# AVAILABLE RECORDS:
──────
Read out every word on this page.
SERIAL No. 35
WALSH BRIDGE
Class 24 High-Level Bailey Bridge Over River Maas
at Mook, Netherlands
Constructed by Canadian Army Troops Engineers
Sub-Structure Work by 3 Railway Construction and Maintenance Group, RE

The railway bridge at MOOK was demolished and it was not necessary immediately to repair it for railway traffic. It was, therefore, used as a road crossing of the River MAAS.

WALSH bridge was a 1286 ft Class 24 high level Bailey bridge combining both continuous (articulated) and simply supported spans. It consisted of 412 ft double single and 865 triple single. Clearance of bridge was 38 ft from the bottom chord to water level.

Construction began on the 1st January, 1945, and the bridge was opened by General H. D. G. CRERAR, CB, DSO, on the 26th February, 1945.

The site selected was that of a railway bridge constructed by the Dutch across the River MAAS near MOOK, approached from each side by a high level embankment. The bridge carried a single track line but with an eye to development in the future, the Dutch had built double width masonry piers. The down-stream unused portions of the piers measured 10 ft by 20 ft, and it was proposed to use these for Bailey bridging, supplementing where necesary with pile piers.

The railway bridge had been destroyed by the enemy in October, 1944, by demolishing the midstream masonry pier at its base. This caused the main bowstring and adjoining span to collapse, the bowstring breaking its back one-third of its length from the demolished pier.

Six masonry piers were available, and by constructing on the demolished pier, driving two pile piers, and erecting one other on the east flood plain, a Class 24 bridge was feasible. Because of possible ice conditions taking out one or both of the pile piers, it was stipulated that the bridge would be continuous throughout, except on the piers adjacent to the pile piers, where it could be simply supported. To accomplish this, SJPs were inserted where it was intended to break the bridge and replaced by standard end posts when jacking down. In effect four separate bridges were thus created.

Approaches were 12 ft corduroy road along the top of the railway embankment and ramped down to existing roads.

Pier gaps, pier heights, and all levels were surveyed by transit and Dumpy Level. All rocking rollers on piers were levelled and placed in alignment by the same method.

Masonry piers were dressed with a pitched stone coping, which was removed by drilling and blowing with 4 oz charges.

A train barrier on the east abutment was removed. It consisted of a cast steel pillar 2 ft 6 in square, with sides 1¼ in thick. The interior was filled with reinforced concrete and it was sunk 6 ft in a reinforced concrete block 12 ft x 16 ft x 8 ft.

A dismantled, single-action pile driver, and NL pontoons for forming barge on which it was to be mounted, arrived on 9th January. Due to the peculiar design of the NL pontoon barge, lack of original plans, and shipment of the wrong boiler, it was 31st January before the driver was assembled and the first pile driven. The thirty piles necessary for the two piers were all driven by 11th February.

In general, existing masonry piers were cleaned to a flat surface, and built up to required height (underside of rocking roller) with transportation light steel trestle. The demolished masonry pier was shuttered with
──────
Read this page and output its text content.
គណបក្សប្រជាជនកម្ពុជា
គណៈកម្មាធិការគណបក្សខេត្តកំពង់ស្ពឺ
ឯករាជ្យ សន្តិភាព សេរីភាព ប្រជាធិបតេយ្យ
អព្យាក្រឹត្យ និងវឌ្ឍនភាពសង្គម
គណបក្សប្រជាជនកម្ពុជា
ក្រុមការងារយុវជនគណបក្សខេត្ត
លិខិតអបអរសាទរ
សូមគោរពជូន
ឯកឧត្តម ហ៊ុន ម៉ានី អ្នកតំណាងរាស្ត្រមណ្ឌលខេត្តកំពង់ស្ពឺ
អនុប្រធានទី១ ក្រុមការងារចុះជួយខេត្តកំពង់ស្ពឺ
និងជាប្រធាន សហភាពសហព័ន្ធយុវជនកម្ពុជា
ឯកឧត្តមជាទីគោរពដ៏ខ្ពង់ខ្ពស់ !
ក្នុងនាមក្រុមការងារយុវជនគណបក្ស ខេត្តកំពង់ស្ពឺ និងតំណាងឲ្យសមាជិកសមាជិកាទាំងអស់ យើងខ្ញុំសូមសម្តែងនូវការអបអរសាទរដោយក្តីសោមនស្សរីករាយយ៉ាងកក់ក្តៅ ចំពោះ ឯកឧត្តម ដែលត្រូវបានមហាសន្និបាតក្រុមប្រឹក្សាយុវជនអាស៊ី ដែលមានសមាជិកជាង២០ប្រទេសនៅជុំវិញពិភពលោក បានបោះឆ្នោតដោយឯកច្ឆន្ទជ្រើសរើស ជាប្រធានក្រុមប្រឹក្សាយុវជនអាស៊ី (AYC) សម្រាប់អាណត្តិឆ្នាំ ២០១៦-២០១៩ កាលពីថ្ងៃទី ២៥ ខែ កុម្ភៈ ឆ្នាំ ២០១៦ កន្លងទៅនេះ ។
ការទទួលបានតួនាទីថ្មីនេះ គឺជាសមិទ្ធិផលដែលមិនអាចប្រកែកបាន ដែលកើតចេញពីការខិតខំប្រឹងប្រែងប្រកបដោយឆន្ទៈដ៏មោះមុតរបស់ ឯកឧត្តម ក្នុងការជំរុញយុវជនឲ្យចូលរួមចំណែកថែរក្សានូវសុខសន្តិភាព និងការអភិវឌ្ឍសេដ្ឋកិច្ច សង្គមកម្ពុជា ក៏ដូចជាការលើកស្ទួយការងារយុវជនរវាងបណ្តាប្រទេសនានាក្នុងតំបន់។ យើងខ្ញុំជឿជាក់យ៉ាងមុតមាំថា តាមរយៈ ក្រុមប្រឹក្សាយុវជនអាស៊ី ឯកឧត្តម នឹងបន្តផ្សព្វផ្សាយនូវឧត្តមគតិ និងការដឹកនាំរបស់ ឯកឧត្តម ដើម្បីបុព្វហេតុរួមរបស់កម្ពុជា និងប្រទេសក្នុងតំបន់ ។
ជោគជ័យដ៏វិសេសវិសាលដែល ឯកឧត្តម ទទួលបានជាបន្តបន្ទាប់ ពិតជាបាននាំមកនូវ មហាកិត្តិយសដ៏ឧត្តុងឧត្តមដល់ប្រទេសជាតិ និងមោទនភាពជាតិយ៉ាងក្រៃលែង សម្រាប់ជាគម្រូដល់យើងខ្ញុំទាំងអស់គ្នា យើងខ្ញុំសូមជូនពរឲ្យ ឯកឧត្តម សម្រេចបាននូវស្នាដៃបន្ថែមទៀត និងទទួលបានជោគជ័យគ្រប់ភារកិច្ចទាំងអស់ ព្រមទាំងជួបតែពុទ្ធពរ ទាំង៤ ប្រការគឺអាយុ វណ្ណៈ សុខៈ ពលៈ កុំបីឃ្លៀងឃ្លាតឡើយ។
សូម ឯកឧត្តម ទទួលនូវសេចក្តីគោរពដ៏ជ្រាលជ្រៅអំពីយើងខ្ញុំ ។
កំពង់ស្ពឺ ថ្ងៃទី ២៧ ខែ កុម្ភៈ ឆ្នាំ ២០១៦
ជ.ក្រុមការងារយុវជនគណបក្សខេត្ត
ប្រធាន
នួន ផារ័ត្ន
──────
# PROBLEM:
From the material, report only how many lines include the word "page".

# TASK SOLUTION:
2